— TASK MATERIAL —
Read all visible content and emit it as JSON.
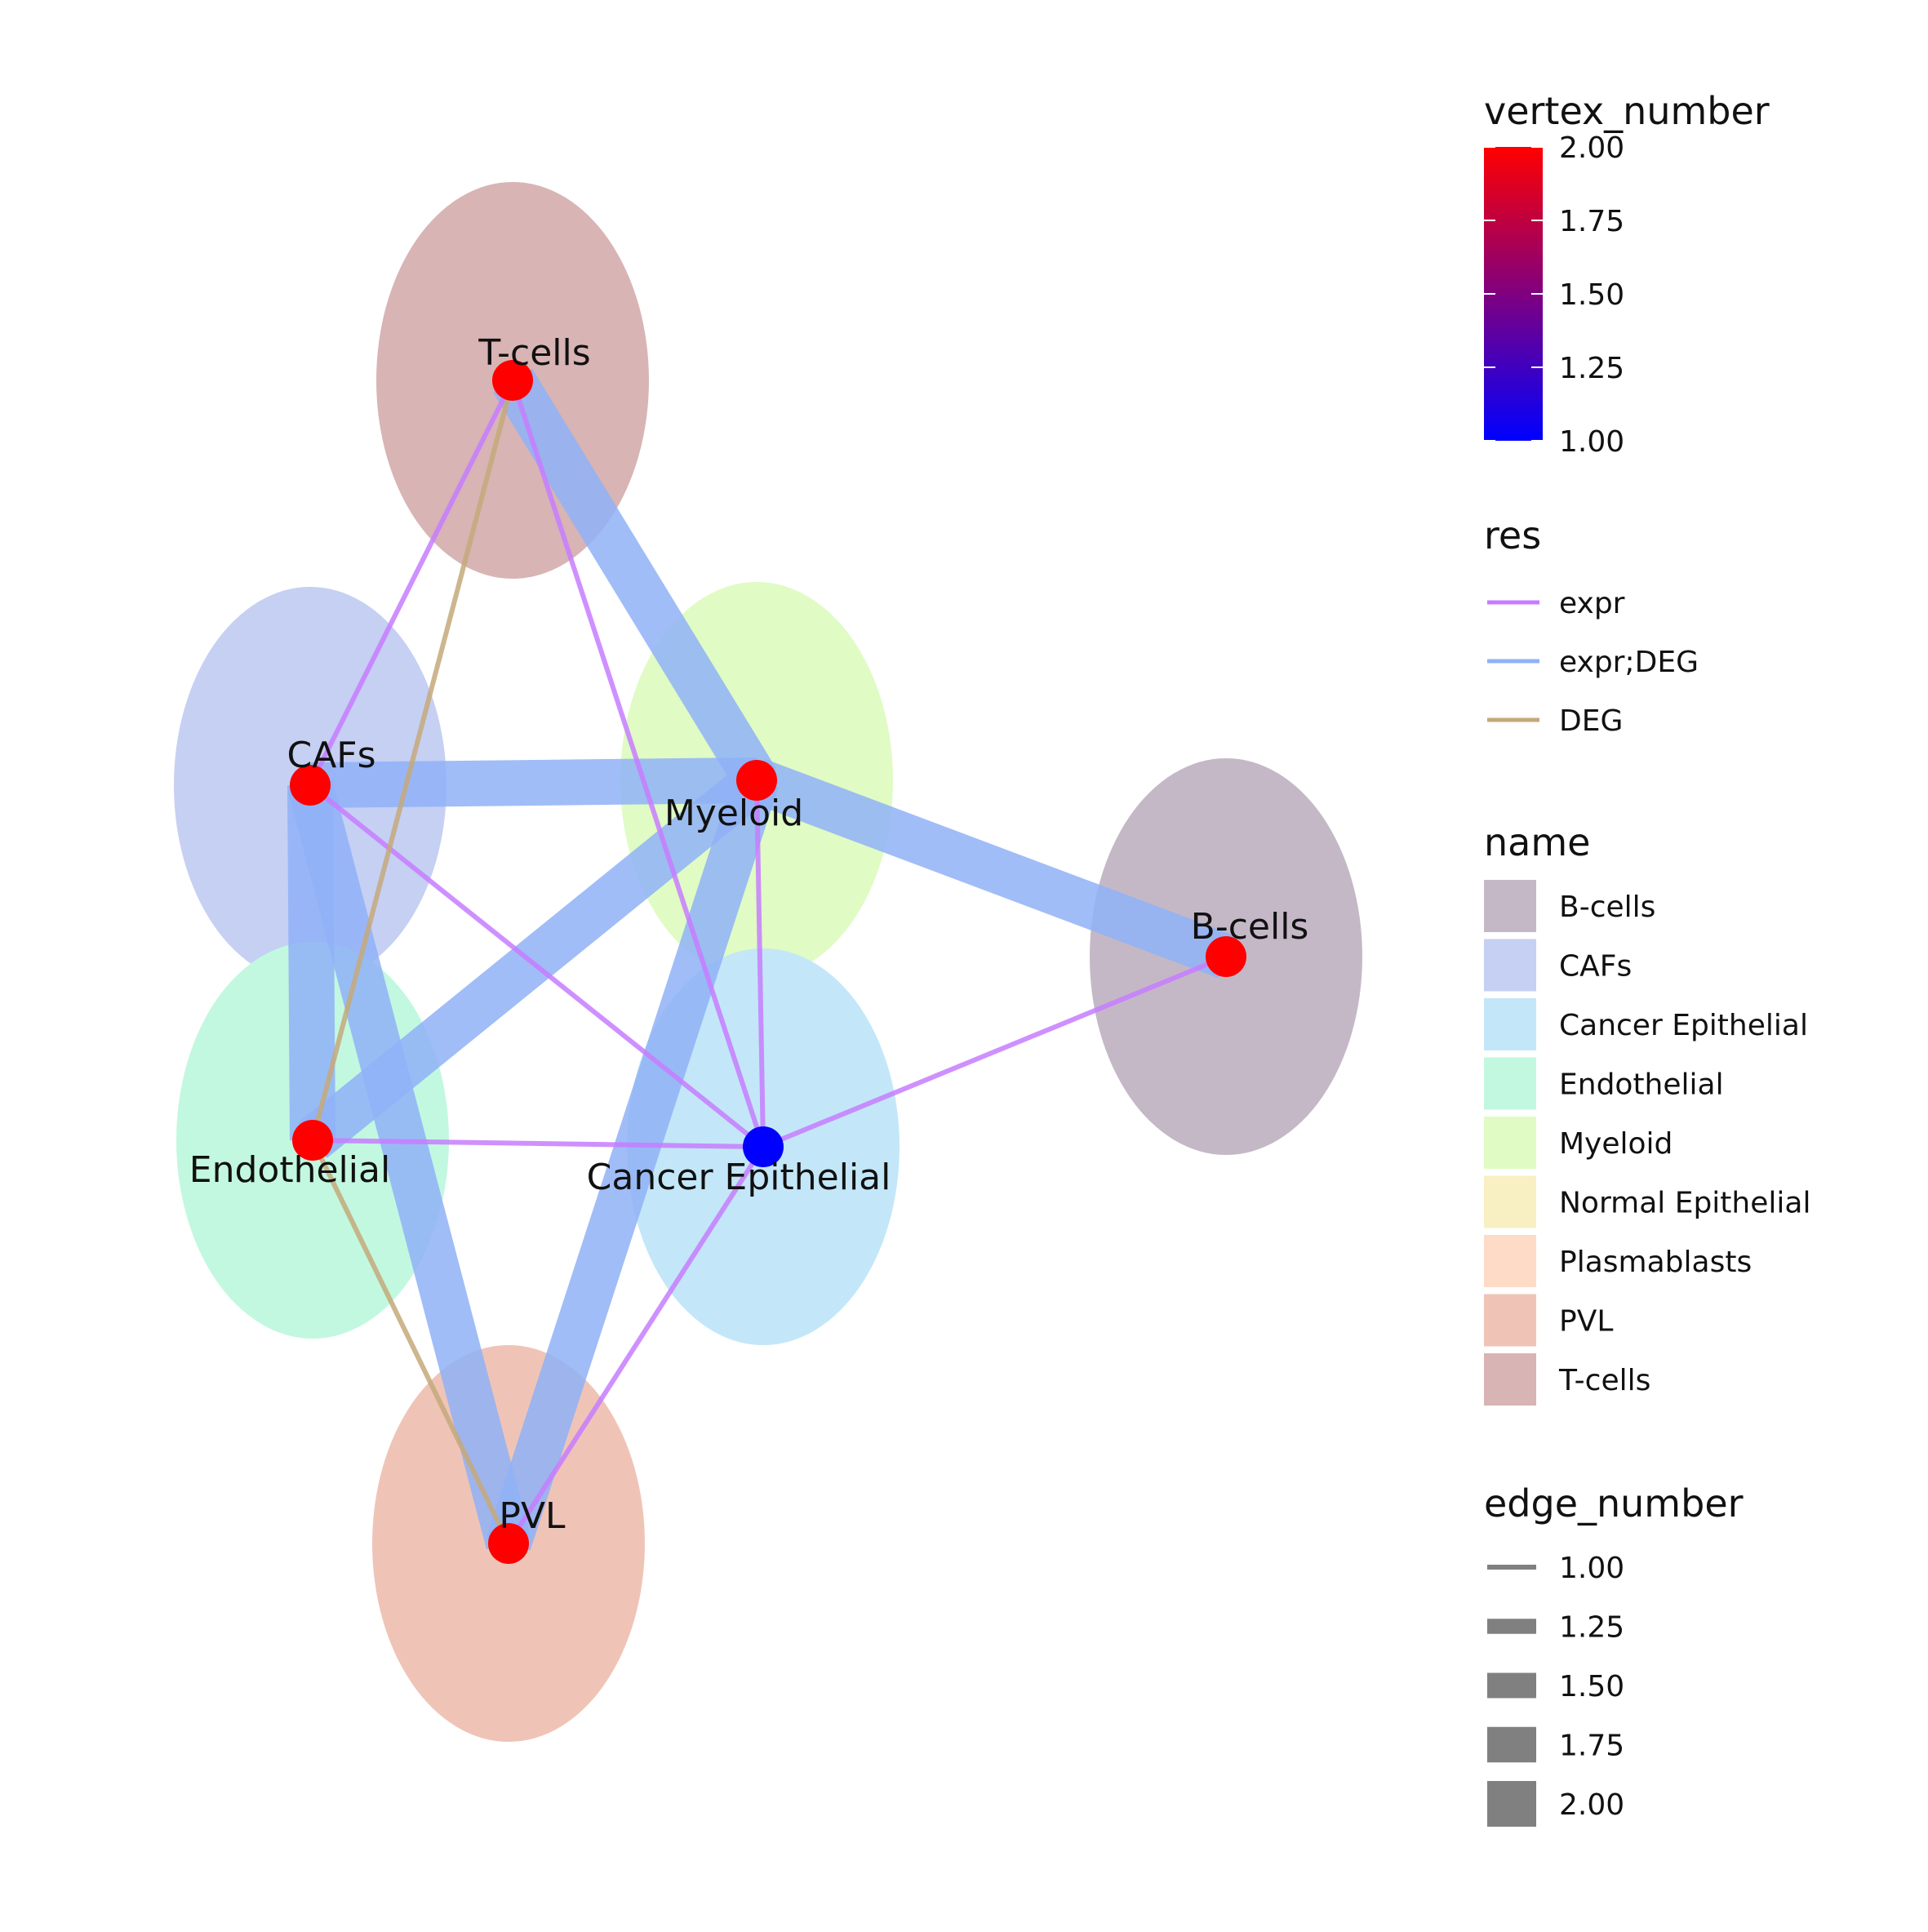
{
  "nodes": [
    {
      "id": "T-cells",
      "label": "T-cells",
      "vertex_number": 2,
      "color": "#d8b4b4"
    },
    {
      "id": "CAFs",
      "label": "CAFs",
      "vertex_number": 2,
      "color": "#c5d0f3"
    },
    {
      "id": "Myeloid",
      "label": "Myeloid",
      "vertex_number": 2,
      "color": "#e0fbc4"
    },
    {
      "id": "B-cells",
      "label": "B-cells",
      "vertex_number": 2,
      "color": "#c4b8c7"
    },
    {
      "id": "Endothelial",
      "label": "Endothelial",
      "vertex_number": 2,
      "color": "#c2f8e0"
    },
    {
      "id": "Cancer Epithelial",
      "label": "Cancer Epithelial",
      "vertex_number": 1,
      "color": "#c3e7f8"
    },
    {
      "id": "PVL",
      "label": "PVL",
      "vertex_number": 2,
      "color": "#efc4b7"
    }
  ],
  "edges": [
    {
      "from": "T-cells",
      "to": "Myeloid",
      "res": "expr;DEG",
      "edge_number": 2
    },
    {
      "from": "CAFs",
      "to": "Myeloid",
      "res": "expr;DEG",
      "edge_number": 2
    },
    {
      "from": "Myeloid",
      "to": "B-cells",
      "res": "expr;DEG",
      "edge_number": 2
    },
    {
      "from": "Myeloid",
      "to": "Endothelial",
      "res": "expr;DEG",
      "edge_number": 2
    },
    {
      "from": "CAFs",
      "to": "Endothelial",
      "res": "expr;DEG",
      "edge_number": 2
    },
    {
      "from": "CAFs",
      "to": "PVL",
      "res": "expr;DEG",
      "edge_number": 2
    },
    {
      "from": "Myeloid",
      "to": "PVL",
      "res": "expr;DEG",
      "edge_number": 2
    },
    {
      "from": "T-cells",
      "to": "CAFs",
      "res": "expr",
      "edge_number": 1
    },
    {
      "from": "T-cells",
      "to": "Cancer Epithelial",
      "res": "expr",
      "edge_number": 1
    },
    {
      "from": "CAFs",
      "to": "Cancer Epithelial",
      "res": "expr",
      "edge_number": 1
    },
    {
      "from": "Myeloid",
      "to": "Cancer Epithelial",
      "res": "expr",
      "edge_number": 1
    },
    {
      "from": "Endothelial",
      "to": "Cancer Epithelial",
      "res": "expr",
      "edge_number": 1
    },
    {
      "from": "B-cells",
      "to": "Cancer Epithelial",
      "res": "expr",
      "edge_number": 1
    },
    {
      "from": "Cancer Epithelial",
      "to": "PVL",
      "res": "expr",
      "edge_number": 1
    },
    {
      "from": "T-cells",
      "to": "Endothelial",
      "res": "DEG",
      "edge_number": 1
    },
    {
      "from": "Endothelial",
      "to": "PVL",
      "res": "DEG",
      "edge_number": 1
    }
  ],
  "legend": {
    "vertex_number": {
      "title": "vertex_number",
      "low_color": "#0000ff",
      "high_color": "#ff0000",
      "ticks": [
        "2.00",
        "1.75",
        "1.50",
        "1.25",
        "1.00"
      ]
    },
    "res": {
      "title": "res",
      "items": [
        {
          "label": "expr",
          "color": "#c77cff"
        },
        {
          "label": "expr;DEG",
          "color": "#8fb2f7"
        },
        {
          "label": "DEG",
          "color": "#c4a97a"
        }
      ]
    },
    "name": {
      "title": "name",
      "items": [
        {
          "label": "B-cells",
          "color": "#c4b8c7"
        },
        {
          "label": "CAFs",
          "color": "#c5d0f3"
        },
        {
          "label": "Cancer Epithelial",
          "color": "#c3e7f8"
        },
        {
          "label": "Endothelial",
          "color": "#c2f8e0"
        },
        {
          "label": "Myeloid",
          "color": "#e0fbc4"
        },
        {
          "label": "Normal Epithelial",
          "color": "#f8f0c2"
        },
        {
          "label": "Plasmablasts",
          "color": "#fddbc7"
        },
        {
          "label": "PVL",
          "color": "#efc4b7"
        },
        {
          "label": "T-cells",
          "color": "#d8b4b4"
        }
      ]
    },
    "edge_number": {
      "title": "edge_number",
      "color": "#808080",
      "items": [
        {
          "label": "1.00",
          "value": 1.0
        },
        {
          "label": "1.25",
          "value": 1.25
        },
        {
          "label": "1.50",
          "value": 1.5
        },
        {
          "label": "1.75",
          "value": 1.75
        },
        {
          "label": "2.00",
          "value": 2.0
        }
      ]
    }
  }
}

— TASK REQUIREMENTS —
Copy the listing exactly. Any image in it stays out of the copy.

— RESPONSE TO THE EXERCISE —
Read all visible content and emit it as JSON.
{
  "nodes": [
    {
      "id": "T-cells",
      "label": "T-cells",
      "vertex_number": 2,
      "color": "#d8b4b4"
    },
    {
      "id": "CAFs",
      "label": "CAFs",
      "vertex_number": 2,
      "color": "#c5d0f3"
    },
    {
      "id": "Myeloid",
      "label": "Myeloid",
      "vertex_number": 2,
      "color": "#e0fbc4"
    },
    {
      "id": "B-cells",
      "label": "B-cells",
      "vertex_number": 2,
      "color": "#c4b8c7"
    },
    {
      "id": "Endothelial",
      "label": "Endothelial",
      "vertex_number": 2,
      "color": "#c2f8e0"
    },
    {
      "id": "Cancer Epithelial",
      "label": "Cancer Epithelial",
      "vertex_number": 1,
      "color": "#c3e7f8"
    },
    {
      "id": "PVL",
      "label": "PVL",
      "vertex_number": 2,
      "color": "#efc4b7"
    }
  ],
  "edges": [
    {
      "from": "T-cells",
      "to": "Myeloid",
      "res": "expr;DEG",
      "edge_number": 2
    },
    {
      "from": "CAFs",
      "to": "Myeloid",
      "res": "expr;DEG",
      "edge_number": 2
    },
    {
      "from": "Myeloid",
      "to": "B-cells",
      "res": "expr;DEG",
      "edge_number": 2
    },
    {
      "from": "Myeloid",
      "to": "Endothelial",
      "res": "expr;DEG",
      "edge_number": 2
    },
    {
      "from": "CAFs",
      "to": "Endothelial",
      "res": "expr;DEG",
      "edge_number": 2
    },
    {
      "from": "CAFs",
      "to": "PVL",
      "res": "expr;DEG",
      "edge_number": 2
    },
    {
      "from": "Myeloid",
      "to": "PVL",
      "res": "expr;DEG",
      "edge_number": 2
    },
    {
      "from": "T-cells",
      "to": "CAFs",
      "res": "expr",
      "edge_number": 1
    },
    {
      "from": "T-cells",
      "to": "Cancer Epithelial",
      "res": "expr",
      "edge_number": 1
    },
    {
      "from": "CAFs",
      "to": "Cancer Epithelial",
      "res": "expr",
      "edge_number": 1
    },
    {
      "from": "Myeloid",
      "to": "Cancer Epithelial",
      "res": "expr",
      "edge_number": 1
    },
    {
      "from": "Endothelial",
      "to": "Cancer Epithelial",
      "res": "expr",
      "edge_number": 1
    },
    {
      "from": "B-cells",
      "to": "Cancer Epithelial",
      "res": "expr",
      "edge_number": 1
    },
    {
      "from": "Cancer Epithelial",
      "to": "PVL",
      "res": "expr",
      "edge_number": 1
    },
    {
      "from": "T-cells",
      "to": "Endothelial",
      "res": "DEG",
      "edge_number": 1
    },
    {
      "from": "Endothelial",
      "to": "PVL",
      "res": "DEG",
      "edge_number": 1
    }
  ],
  "legend": {
    "vertex_number": {
      "title": "vertex_number",
      "low_color": "#0000ff",
      "high_color": "#ff0000",
      "ticks": [
        "2.00",
        "1.75",
        "1.50",
        "1.25",
        "1.00"
      ]
    },
    "res": {
      "title": "res",
      "items": [
        {
          "label": "expr",
          "color": "#c77cff"
        },
        {
          "label": "expr;DEG",
          "color": "#8fb2f7"
        },
        {
          "label": "DEG",
          "color": "#c4a97a"
        }
      ]
    },
    "name": {
      "title": "name",
      "items": [
        {
          "label": "B-cells",
          "color": "#c4b8c7"
        },
        {
          "label": "CAFs",
          "color": "#c5d0f3"
        },
        {
          "label": "Cancer Epithelial",
          "color": "#c3e7f8"
        },
        {
          "label": "Endothelial",
          "color": "#c2f8e0"
        },
        {
          "label": "Myeloid",
          "color": "#e0fbc4"
        },
        {
          "label": "Normal Epithelial",
          "color": "#f8f0c2"
        },
        {
          "label": "Plasmablasts",
          "color": "#fddbc7"
        },
        {
          "label": "PVL",
          "color": "#efc4b7"
        },
        {
          "label": "T-cells",
          "color": "#d8b4b4"
        }
      ]
    },
    "edge_number": {
      "title": "edge_number",
      "color": "#808080",
      "items": [
        {
          "label": "1.00",
          "value": 1.0
        },
        {
          "label": "1.25",
          "value": 1.25
        },
        {
          "label": "1.50",
          "value": 1.5
        },
        {
          "label": "1.75",
          "value": 1.75
        },
        {
          "label": "2.00",
          "value": 2.0
        }
      ]
    }
  }
}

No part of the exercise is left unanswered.